• _WORK INSTRUCTIONS_:
Return the material word for word. Do not include pictures.

• _INFORMATION SHOWN_:
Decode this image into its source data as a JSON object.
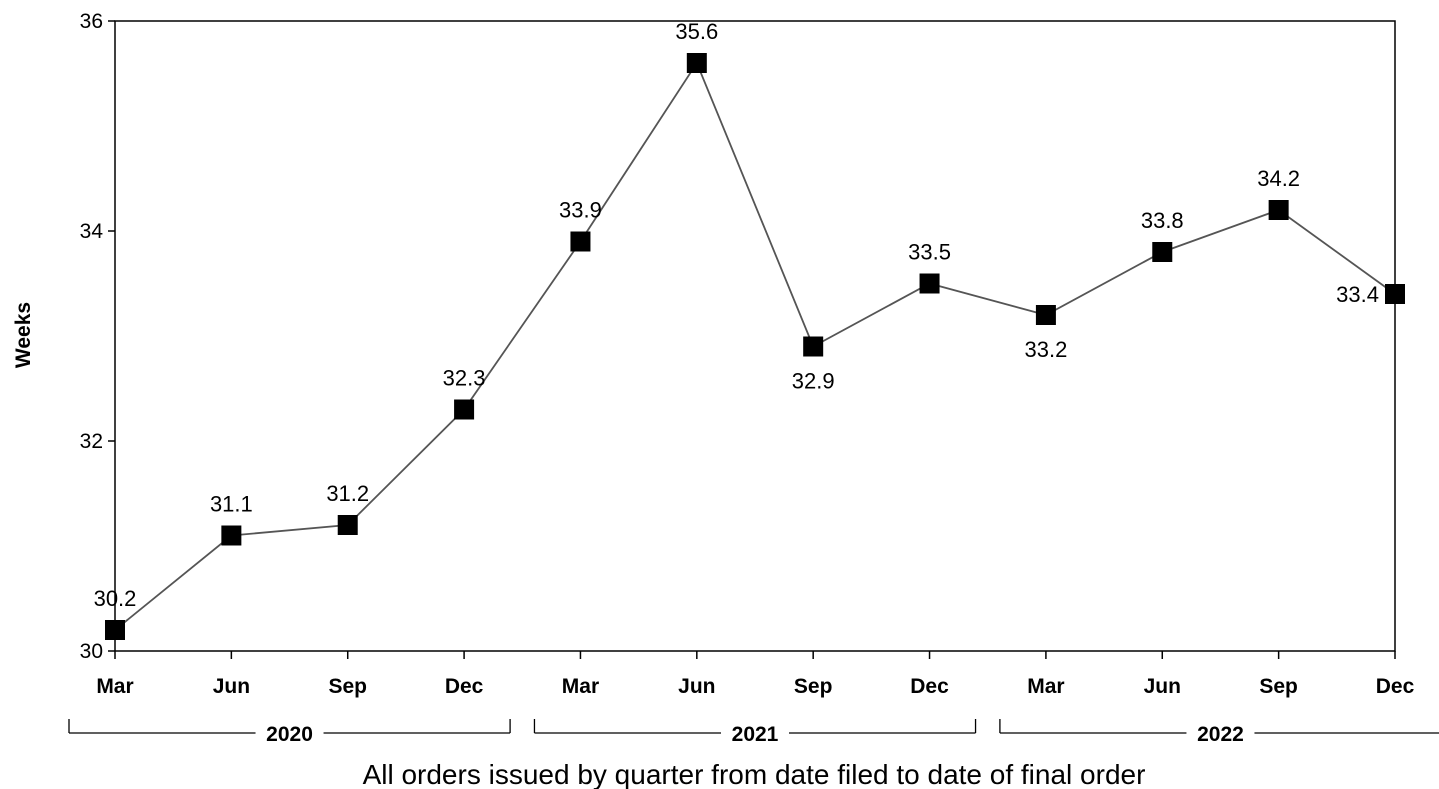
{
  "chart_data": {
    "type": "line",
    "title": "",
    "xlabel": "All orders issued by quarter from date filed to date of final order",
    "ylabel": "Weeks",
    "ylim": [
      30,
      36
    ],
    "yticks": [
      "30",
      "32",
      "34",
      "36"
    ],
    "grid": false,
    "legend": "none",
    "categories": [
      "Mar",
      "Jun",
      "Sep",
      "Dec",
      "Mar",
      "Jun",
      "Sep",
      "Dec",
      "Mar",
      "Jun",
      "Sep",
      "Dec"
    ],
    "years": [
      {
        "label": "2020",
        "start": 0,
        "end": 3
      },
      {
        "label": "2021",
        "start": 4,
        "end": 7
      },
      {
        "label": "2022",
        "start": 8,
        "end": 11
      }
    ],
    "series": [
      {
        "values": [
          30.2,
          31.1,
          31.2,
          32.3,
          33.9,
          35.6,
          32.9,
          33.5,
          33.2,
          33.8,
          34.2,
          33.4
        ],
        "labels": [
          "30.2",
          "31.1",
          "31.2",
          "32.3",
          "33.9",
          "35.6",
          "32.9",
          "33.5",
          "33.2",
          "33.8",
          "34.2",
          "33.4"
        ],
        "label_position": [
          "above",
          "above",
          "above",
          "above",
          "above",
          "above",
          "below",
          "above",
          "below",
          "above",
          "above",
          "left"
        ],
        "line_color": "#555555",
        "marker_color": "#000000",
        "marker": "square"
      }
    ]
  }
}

• _ANSWER FOR THE TASK_:
Decode this image into its source data as a JSON object.
{
  "chart_data": {
    "type": "line",
    "title": "",
    "xlabel": "All orders issued by quarter from date filed to date of final order",
    "ylabel": "Weeks",
    "ylim": [
      30,
      36
    ],
    "yticks": [
      "30",
      "32",
      "34",
      "36"
    ],
    "grid": false,
    "legend": "none",
    "categories": [
      "Mar",
      "Jun",
      "Sep",
      "Dec",
      "Mar",
      "Jun",
      "Sep",
      "Dec",
      "Mar",
      "Jun",
      "Sep",
      "Dec"
    ],
    "years": [
      {
        "label": "2020",
        "start": 0,
        "end": 3
      },
      {
        "label": "2021",
        "start": 4,
        "end": 7
      },
      {
        "label": "2022",
        "start": 8,
        "end": 11
      }
    ],
    "series": [
      {
        "values": [
          30.2,
          31.1,
          31.2,
          32.3,
          33.9,
          35.6,
          32.9,
          33.5,
          33.2,
          33.8,
          34.2,
          33.4
        ],
        "labels": [
          "30.2",
          "31.1",
          "31.2",
          "32.3",
          "33.9",
          "35.6",
          "32.9",
          "33.5",
          "33.2",
          "33.8",
          "34.2",
          "33.4"
        ],
        "label_position": [
          "above",
          "above",
          "above",
          "above",
          "above",
          "above",
          "below",
          "above",
          "below",
          "above",
          "above",
          "left"
        ],
        "line_color": "#555555",
        "marker_color": "#000000",
        "marker": "square"
      }
    ]
  }
}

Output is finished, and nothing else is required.